# Job
Images are not part of the copy; write out the rest of the data exactly as given.

# Records shown
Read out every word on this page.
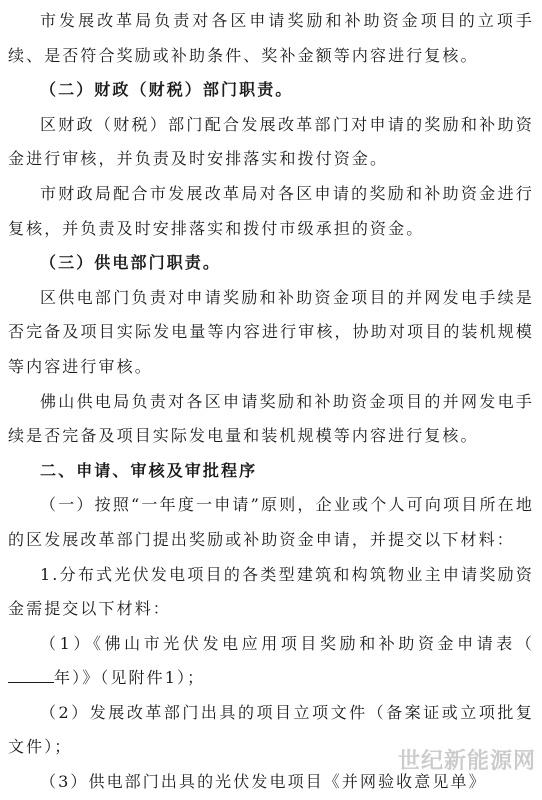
市发展改革局负责对各区申请奖励和补助资金项目的立项手续、是否符合奖励或补助条件、奖补金额等内容进行复核。

（二）财政（财税）部门职责。

区财政（财税）部门配合发展改革部门对申请的奖励和补助资金进行审核，并负责及时安排落实和拨付资金。

市财政局配合市发展改革局对各区申请的奖励和补助资金进行复核，并负责及时安排落实和拨付市级承担的资金。

（三）供电部门职责。

区供电部门负责对申请奖励和补助资金项目的并网发电手续是否完备及项目实际发电量等内容进行审核，协助对项目的装机规模等内容进行审核。

佛山供电局负责对各区申请奖励和补助资金项目的并网发电手续是否完备及项目实际发电量和装机规模等内容进行复核。

二、申请、审核及审批程序

（一）按照“一年度一申请”原则，企业或个人可向项目所在地的区发展改革部门提出奖励或补助资金申请，并提交以下材料：

1.分布式光伏发电项目的各类型建筑和构筑物业主申请奖励资金需提交以下材料：

（1）《佛山市光伏发电应用项目奖励和补助资金申请表（年）》（见附件1）；

（2）发展改革部门出具的项目立项文件（备案证或立项批复文件）；

（3）供电部门出具的光伏发电项目《并网验收意见单》

世纪新能源网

# Solved exercise
Read out every word on this page.
市发展改革局负责对各区申请奖励和补助资金项目的立项手续、是否符合奖励或补助条件、奖补金额等内容进行复核。

（二）财政（财税）部门职责。

区财政（财税）部门配合发展改革部门对申请的奖励和补助资金进行审核，并负责及时安排落实和拨付资金。

市财政局配合市发展改革局对各区申请的奖励和补助资金进行复核，并负责及时安排落实和拨付市级承担的资金。

（三）供电部门职责。

区供电部门负责对申请奖励和补助资金项目的并网发电手续是否完备及项目实际发电量等内容进行审核，协助对项目的装机规模等内容进行审核。

佛山供电局负责对各区申请奖励和补助资金项目的并网发电手续是否完备及项目实际发电量和装机规模等内容进行复核。

二、申请、审核及审批程序

（一）按照“一年度一申请”原则，企业或个人可向项目所在地的区发展改革部门提出奖励或补助资金申请，并提交以下材料：

1.分布式光伏发电项目的各类型建筑和构筑物业主申请奖励资金需提交以下材料：

（1）《佛山市光伏发电应用项目奖励和补助资金申请表（年）》（见附件1）；

（2）发展改革部门出具的项目立项文件（备案证或立项批复文件）；

（3）供电部门出具的光伏发电项目《并网验收意见单》

世纪新能源网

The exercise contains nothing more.